Task details >>
What is the number of lines in the listing below that contain the string "Cardiology"? Give that number only.

──────── Supplied information

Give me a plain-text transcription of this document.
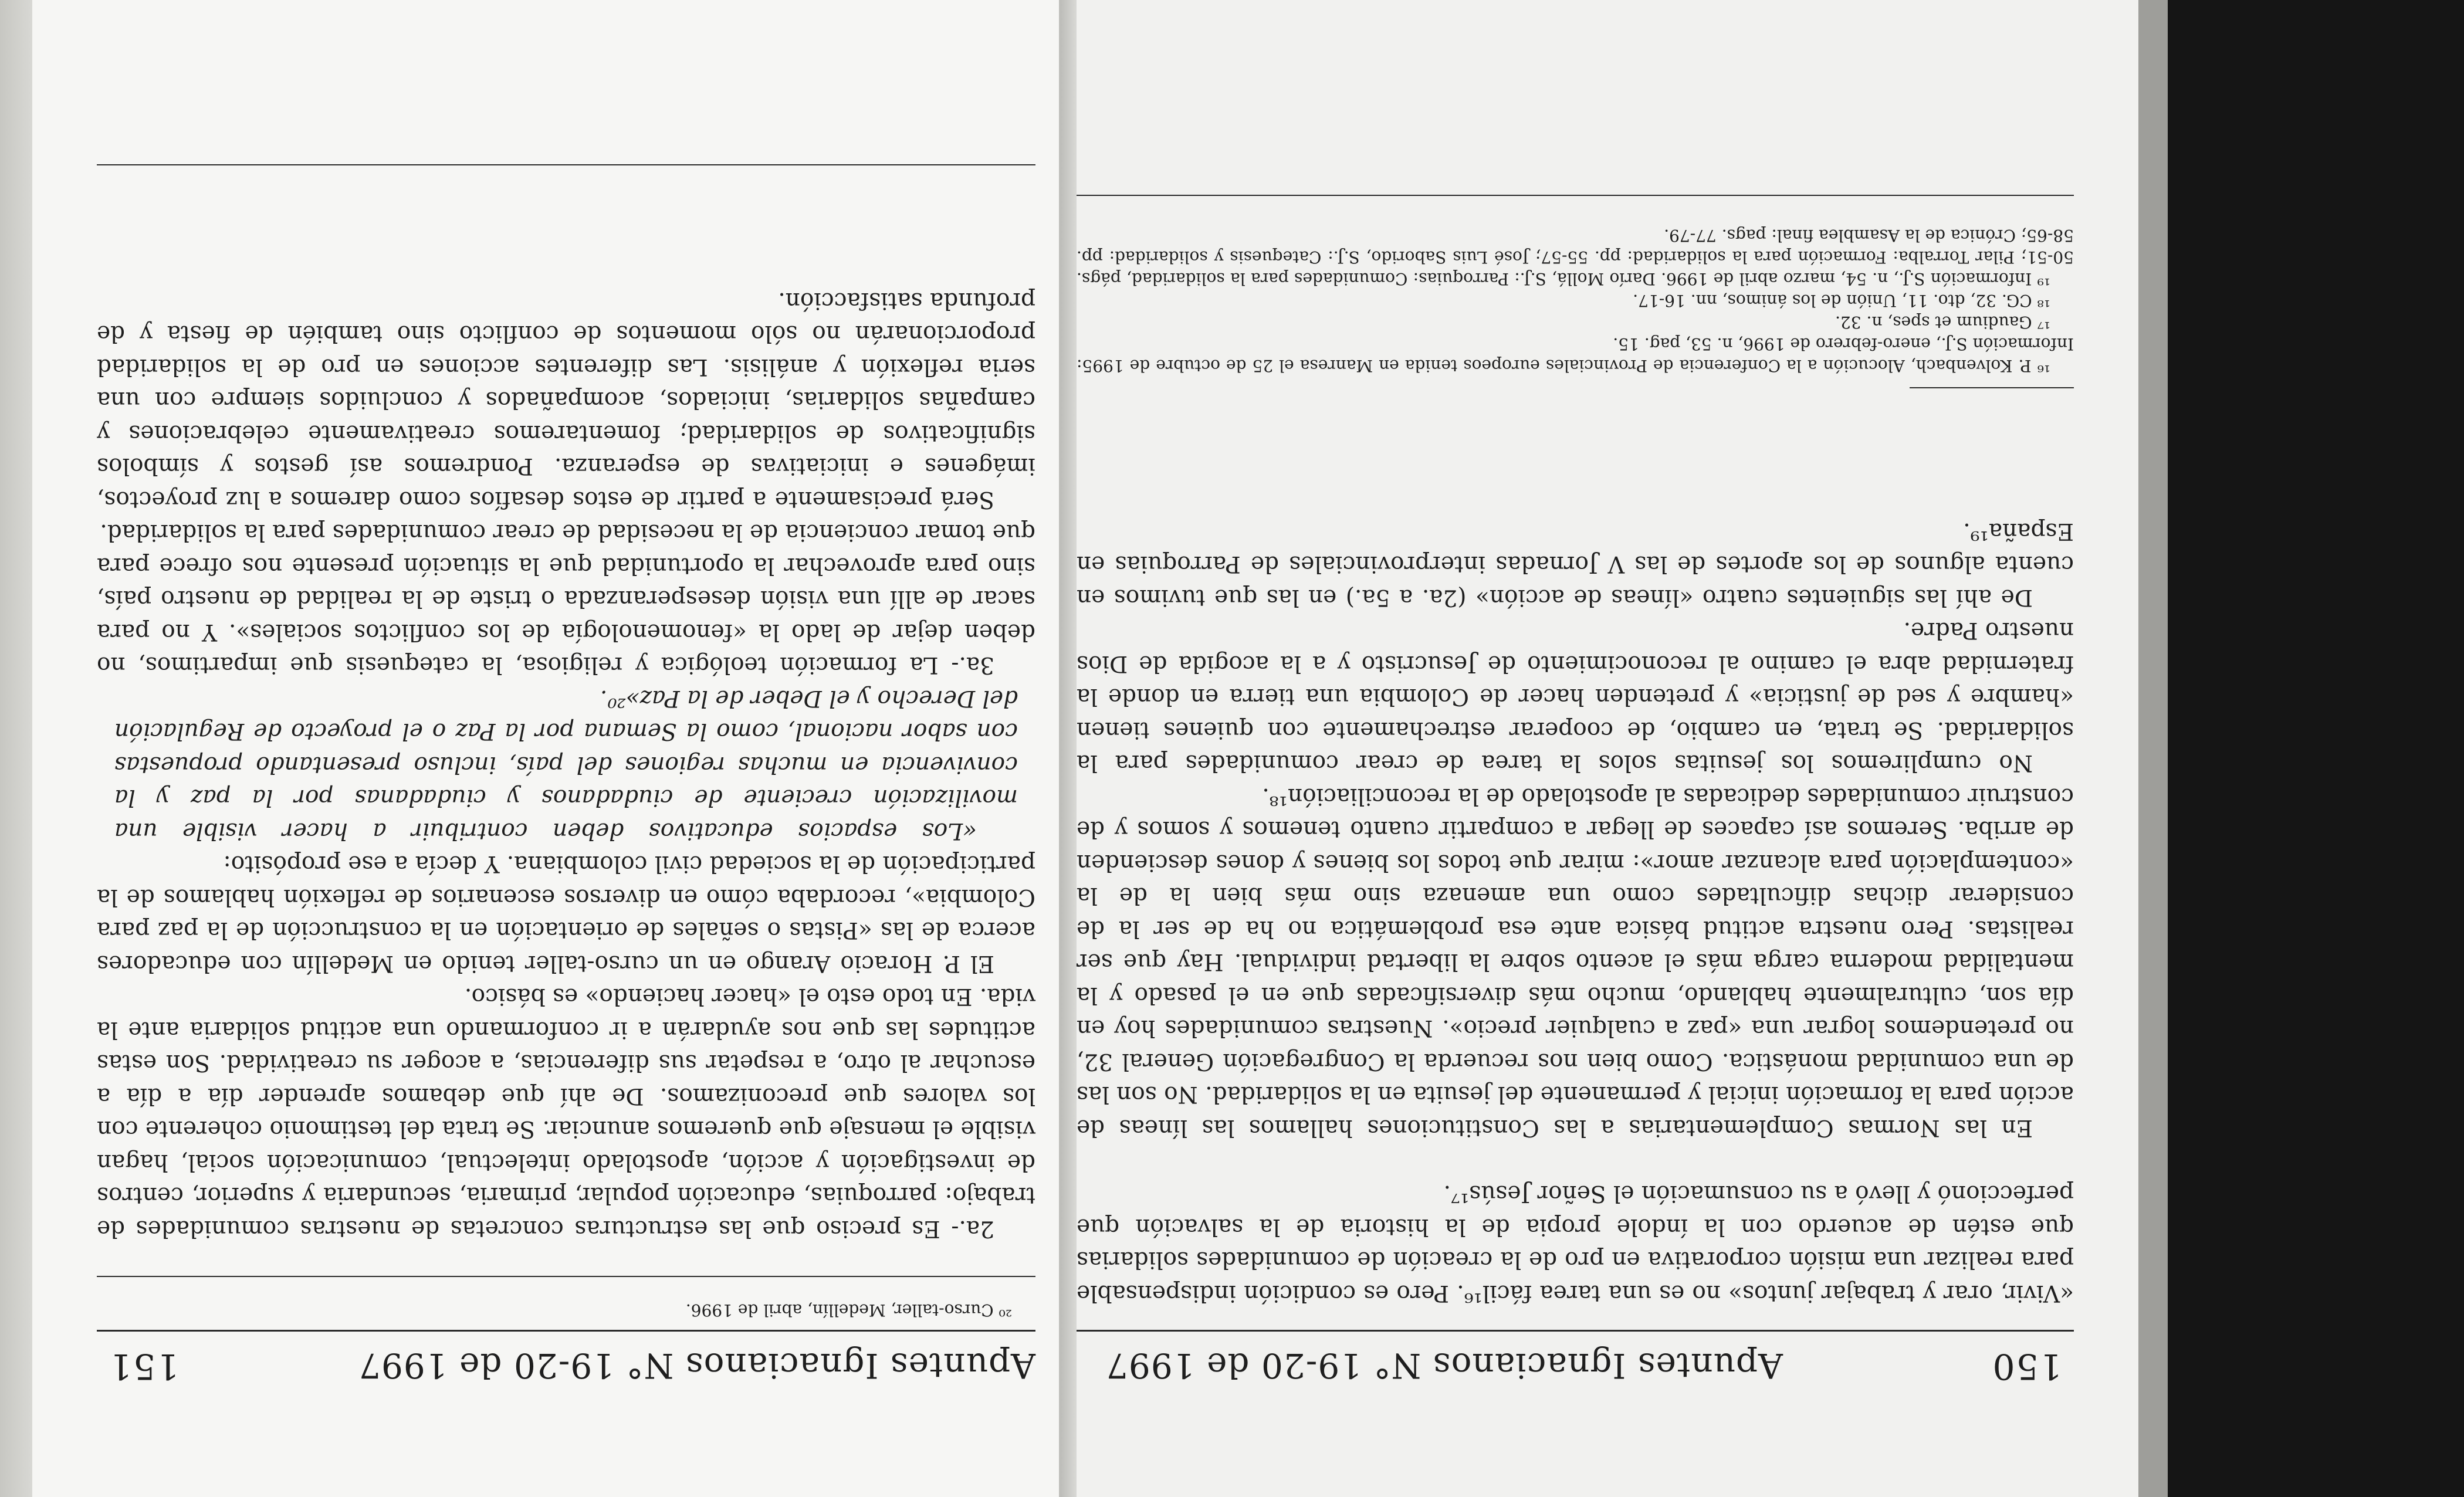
150
Apuntes Ignacianos N° 19-20 de 1997

«Vivir, orar y trabajar juntos» no es una tarea fácil¹⁶. Pero es condición indispensable para realizar una misión corporativa en pro de la creación de comunidades solidarias que estén de acuerdo con la índole propia de la historia de la salvación que perfeccionó y llevó a su consumación el Señor Jesús¹⁷.

En las Normas Complementarias a las Constituciones hallamos las líneas de acción para la formación inicial y permanente del jesuita en la solidaridad. No son las de una comunidad monástica. Como bien nos recuerda la Congregación General 32, no pretendemos lograr una «paz a cualquier precio». Nuestras comunidades hoy en día son, culturalmente hablando, mucho más diversificadas que en el pasado y la mentalidad moderna carga más el acento sobre la libertad individual. Hay que ser realistas. Pero nuestra actitud básica ante esa problemática no ha de ser la de considerar dichas dificultades como una amenaza sino más bien la de la «contemplación para alcanzar amor»: mirar que todos los bienes y dones descienden de arriba. Seremos así capaces de llegar a compartir cuanto tenemos y somos y de construir comunidades dedicadas al apostolado de la reconciliación¹⁸.

No cumpliremos los jesuitas solos la tarea de crear comunidades para la solidaridad. Se trata, en cambio, de cooperar estrechamente con quienes tienen «hambre y sed de justicia» y pretenden hacer de Colombia una tierra en donde la fraternidad abra el camino al reconocimiento de Jesucristo y a la acogida de Dios nuestro Padre.

De ahí las siguientes cuatro «líneas de acción» (2a. a 5a.) en las que tuvimos en cuenta algunos de los aportes de las V Jornadas interprovinciales de Parroquias en España¹⁹.

¹⁶ P. Kolvenbach, Alocución a la Conferencia de Provinciales europeos tenida en Manresa el 25 de octubre de 1995: Información S.J., enero-febrero de 1996, n. 53, pag. 15.

¹⁷ Gaudium et spes, n. 32.

¹⁸ CG. 32, dto. 11, Unión de los ánimos, nn. 16-17.

¹⁹ Información S.J., n. 54, marzo abril de 1996. Darío Mollá, S.J.: Parroquias: Comunidades para la solidaridad, págs. 50-51; Pilar Torralba: Formación para la solidaridad: pp. 55-57; José Luis Saborido, S.J.: Catequesis y solidaridad: pp. 58-65; Crónica de la Asamblea final: pags. 77-79.

Apuntes Ignacianos N° 19-20 de 1997
151

²⁰ Curso-taller, Medellín, abril de 1996.

2a.- Es preciso que las estructuras concretas de nuestras comunidades de trabajo: parroquias, educación popular, primaria, secundaria y superior, centros de investigación y acción, apostolado intelectual, comunicación social, hagan visible el mensaje que queremos anunciar. Se trata del testimonio coherente con los valores que preconizamos. De ahí que debamos aprender día a día a escuchar al otro, a respetar sus diferencias, a acoger su creatividad. Son estas actitudes las que nos ayudarán a ir conformando una actitud solidaria ante la vida. En todo esto el «hacer haciendo» es básico.

El P. Horacio Arango en un curso-taller tenido en Medellín con educadores acerca de las «Pistas o señales de orientación en la construcción de la paz para Colombia», recordaba cómo en diversos escenarios de reflexión hablamos de la participación de la sociedad civil colombiana. Y decía a ese propósito:

«Los espacios educativos deben contribuir a hacer visible una movilización creciente de ciudadanos y ciudadanas por la paz y la convivencia en muchas regiones del país, incluso presentando propuestas con sabor nacional, como la Semana por la Paz o el proyecto de Regulación del Derecho y el Deber de la Paz»²⁰.

3a.- La formación teológica y religiosa, la catequesis que impartimos, no deben dejar de lado la «fenomenología de los conflictos sociales». Y no para sacar de allí una visión desesperanzada o triste de la realidad de nuestro país, sino para aprovechar la oportunidad que la situación presente nos ofrece para que tomar conciencia de la necesidad de crear comunidades para la solidaridad.

Será precisamente a partir de estos desafíos como daremos a luz proyectos, imágenes e iniciativas de esperanza. Pondremos así gestos y símbolos significativos de solidaridad; fomentaremos creativamente celebraciones y campañas solidarias, iniciados, acompañados y concluidos siempre con una seria reflexión y análisis. Las diferentes acciones en pro de la solidaridad proporcionarán no sólo momentos de conflicto sino también de fiesta y de profunda satisfacción.
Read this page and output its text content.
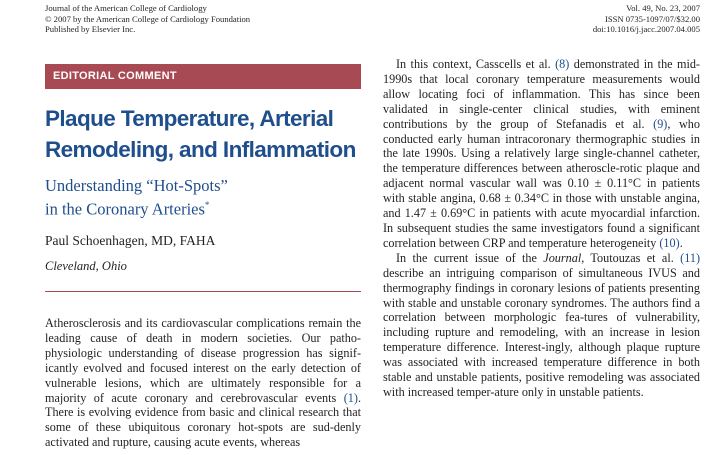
Journal of the American College of Cardiology
© 2007 by the American College of Cardiology Foundation
Published by Elsevier Inc.
Vol. 49, No. 23, 2007
ISSN 0735-1097/07/$32.00
doi:10.1016/j.jacc.2007.04.005
EDITORIAL COMMENT
Plaque Temperature, Arterial Remodeling, and Inflammation
Understanding “Hot-Spots”
in the Coronary Arteries*
Paul Schoenhagen, MD, FAHA
Cleveland, Ohio

Atherosclerosis and its cardiovascular complications remain the leading cause of death in modern societies. Our patho-physiologic understanding of disease progression has signif-icantly evolved and focused interest on the early detection of vulnerable lesions, which are ultimately responsible for a majority of acute coronary and cerebrovascular events (1). There is evolving evidence from basic and clinical research that some of these ubiquitous coronary hot-spots are sud-denly activated and rupture, causing acute events, whereas

In this context, Casscells et al. (8) demonstrated in the mid-1990s that local coronary temperature measurements would allow locating foci of inflammation. This has since been validated in single-center clinical studies, with eminent contributions by the group of Stefanadis et al. (9), who conducted early human intracoronary thermographic studies in the late 1990s. Using a relatively large single-channel catheter, the temperature differences between atheroscle-rotic plaque and adjacent normal vascular wall was 0.10 ± 0.11°C in patients with stable angina, 0.68 ± 0.34°C in those with unstable angina, and 1.47 ± 0.69°C in patients with acute myocardial infarction. In subsequent studies the same investigators found a significant correlation between CRP and temperature heterogeneity (10).

In the current issue of the Journal, Toutouzas et al. (11) describe an intriguing comparison of simultaneous IVUS and thermography findings in coronary lesions of patients presenting with stable and unstable coronary syndromes. The authors find a correlation between morphologic fea-tures of vulnerability, including rupture and remodeling, with an increase in lesion temperature difference. Interest-ingly, although plaque rupture was associated with increased temperature difference in both stable and unstable patients, positive remodeling was associated with increased temper-ature only in unstable patients.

────────────────

Task response >>
2